═══ 本文 ═══

『ノルウェイの森』の永沢さんに同情も共感も反発もしない

ミドリの性的好奇心にたじたじになる人生を送りたかった。

p54
「あなたってそういうことでも礼儀正しいのね」と緑は言った。「私、あなたのそういうところ 好きよ。でもね、一回くらいちょっと私を出演させてくれない? その性的な幻想だか妄想だか に。私そういうのに出てみたいのよ。これ友だちだから頼むのよ。だってこんなこと他の人に頼 めないじゃない。今夜マスターベーションするときちょっと私のこと考えてね、なんて誰にでも 言えることじゃないじゃない。あなたをお友だちだと思えばこそ頼むのよ。そしてどんなだった かあとで教えてほしいの。どんなことしただとか」
 僕はため息をついた。
「でも入れちゃ駄目よ。私たちお友だちなんだから。ね? 入れなければあとは何してもいいわ よ、何考えても」

こんなこと言われて冷静にため息がつける主人公も主人公だし、何よりこれを言わせる春樹も春樹だ。どこまでリアルなんだ。

あたくしも男子校育ちで、その時にノルウェイの森読んだんで、大学に入ったらこんな女子がいて性的な妄想を強要されたりしてウハウハ……なんてこと考えもしました。しましたが、現実は厳しかったですね。

p57
「ねえワタナベ君、英語の仮定法現在と仮定法過去の違いをきちんと説明できる?」と突然僕に 質問した。
「できると思うよ」と僕は言った。
「ちょっと訊きたいんだけれど、そういうのが日常生活の中で何かの役に立ってる?」
「日常生活の中で何かの役に立つということはあまりないね」と僕は言った。「でも具体的に何 かの役に立つというよりは、そういうのは物事をより系統的に捉えるための訓練になるんだと僕 は思ってるけれど」
 緑はしばらくそれについて真剣な顔つきで考えこんでいた。「あなたって偉いのね」と彼女は言った。

あたくしはそういう系統的なものが苦手です。大学も出たけれど。

═══ 資料一覧 ═══

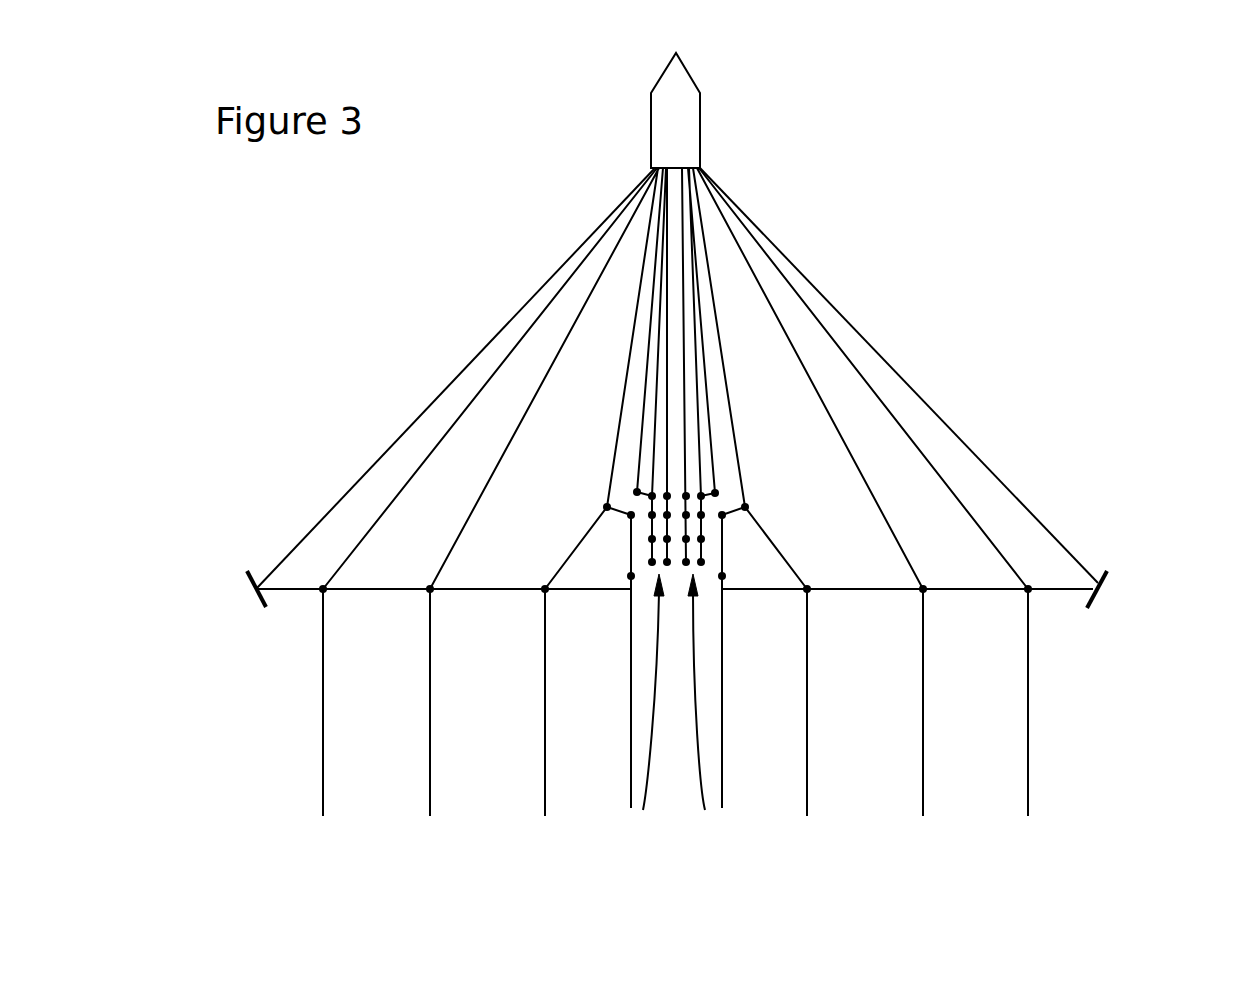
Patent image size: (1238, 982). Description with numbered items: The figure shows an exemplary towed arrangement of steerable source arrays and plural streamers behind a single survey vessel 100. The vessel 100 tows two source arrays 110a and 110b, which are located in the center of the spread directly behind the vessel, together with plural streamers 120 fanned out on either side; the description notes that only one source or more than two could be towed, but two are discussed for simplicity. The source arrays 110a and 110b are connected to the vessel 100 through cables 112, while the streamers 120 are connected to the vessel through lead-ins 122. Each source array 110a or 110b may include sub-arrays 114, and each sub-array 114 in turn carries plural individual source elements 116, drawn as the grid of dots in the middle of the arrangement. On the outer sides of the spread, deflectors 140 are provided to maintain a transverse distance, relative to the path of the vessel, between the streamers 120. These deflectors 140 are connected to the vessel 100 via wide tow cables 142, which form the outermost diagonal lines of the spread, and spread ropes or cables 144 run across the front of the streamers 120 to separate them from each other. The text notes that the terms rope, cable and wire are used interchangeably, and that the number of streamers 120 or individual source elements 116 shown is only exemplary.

The vessel 100 is at (683, 113).
The source array 110a is at (635, 707).
The source array 110b is at (726, 705).
The cables 112 is at (670, 333).
The sub-arrays 114 is at (705, 548).
The individual source elements 116 is at (687, 495).
The streamers 120 is at (322, 714).
The lead-ins 122 is at (480, 393).
The deflectors 140 is at (250, 580).
The wide tow cables 142 is at (397, 438).
The spread ropes 144 is at (488, 593).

═══

→ **作業指示**:
A – 上にある『ノルウェイの森』についての本文を、二文で要約してください。
B – 『ノルウェイの森』についての本文を、最後の文の後から書き継いでください。

→ **各課題の回答**:
A – 本文は『ノルウェイの森』から、緑がワタナベ君に自分を性的な幻想に出演させてほしいと頼む場面と、英語の仮定法の違いが日常生活で何かの役に立つのかを尋ねる場面を引用しています。書き手は、こんなことを言わせる春樹も春樹だと述べ、男子校育ちで大学に入ったらこんな女子がいると考えたが現実は厳しかったこと、そして系統的なものが苦手なことを書いています。

B –
系統立てて説明できることが、結構大事なんだってすでに20かそこらで気づいちゃってるんだな。物語だけど。

p64
「お父さん?」と僕はびっくりして言った。「お父さんはウルグァイに行っちゃったんじゃなか ったの?」
「嘘よ、そんなの」と緑はけろりとした顔で言った。「本人は昔からウルグァイに行くんだって わめいてるけど、行けるわけないわよ。本当に東京の外にだってロクに出られないんだから」

ここはちょっとびっくりした。小説のキャラは嘘をつかないという下手なお約束を信じてしまっていたから。登場人物に嘘をつかせるとあとあと面倒なんでね。しかし見事に引っかかった。こういうの楽しい。

p112
「私が我慢できないのはあなたのそういう傲慢さなのよ」とハツミさんは静かに言った。「他の 女の人と寝る寝ないの問題じゃないの。私これまであなたの女遊びのことで真剣に怒ったこと一 度もないでしょ?」
「あんなの女遊びとも言えないよ。ただのゲームだ。誰も傷つかない」と永沢さんは言った。
「私は傷ついてる」とハツミさんは言った。「どうして私だけじゃ足りないの?」
 永沢さんはしばらく黙ってウィスキーのグラスを振っていた。「足りないわけじゃない。それ はまったく別のフェイズの話なんだ。俺の中には何かしらそういうものを求める渇きのようなも のがあるんだよ。そしてそれがもし君を傷つけたとしたら申しわけないと思う。決して君一人で 足りないとかそういうんじゃないんだよ。でも俺はその渇きのもとでしか生きていけない男だ し、それが俺なんだ。仕方ないじゃないか」
ハツミさんはやっとナイフとフォークを手にとって鱧を食べはじめた。「でもあなたは少くともワタナベ君をひきずりこむべきじゃないわ」
「俺とワタナベには似ているところがあるんだよ」と永沢さんは言った。「ワタナベも俺と同じ ように本質的には自分のことにしか興味が持てない人間なんだよ。

永沢さん、大変に立派な悪役でいらっしゃる。どれくらいの人間が彼に共感するのか、逆に反発するのか。あたくしは昔は反発し、今はどちらもしません。共感も反発もしないでおく、ということが出来るようになったのが大人になることかもしれません。

人の理論を傷つけない、というのは大切。

p154
「ねえ、ねえ、ねえ、何か言ってよ」と緑が僕の胸に顔を埋めたまま言った。
「どんなこと?」
「なんだっていいわよ。私が気持良くなるようなこと」
「すごく可愛いよ」
「ミドリ」と彼女は言った。「名前つけて言って」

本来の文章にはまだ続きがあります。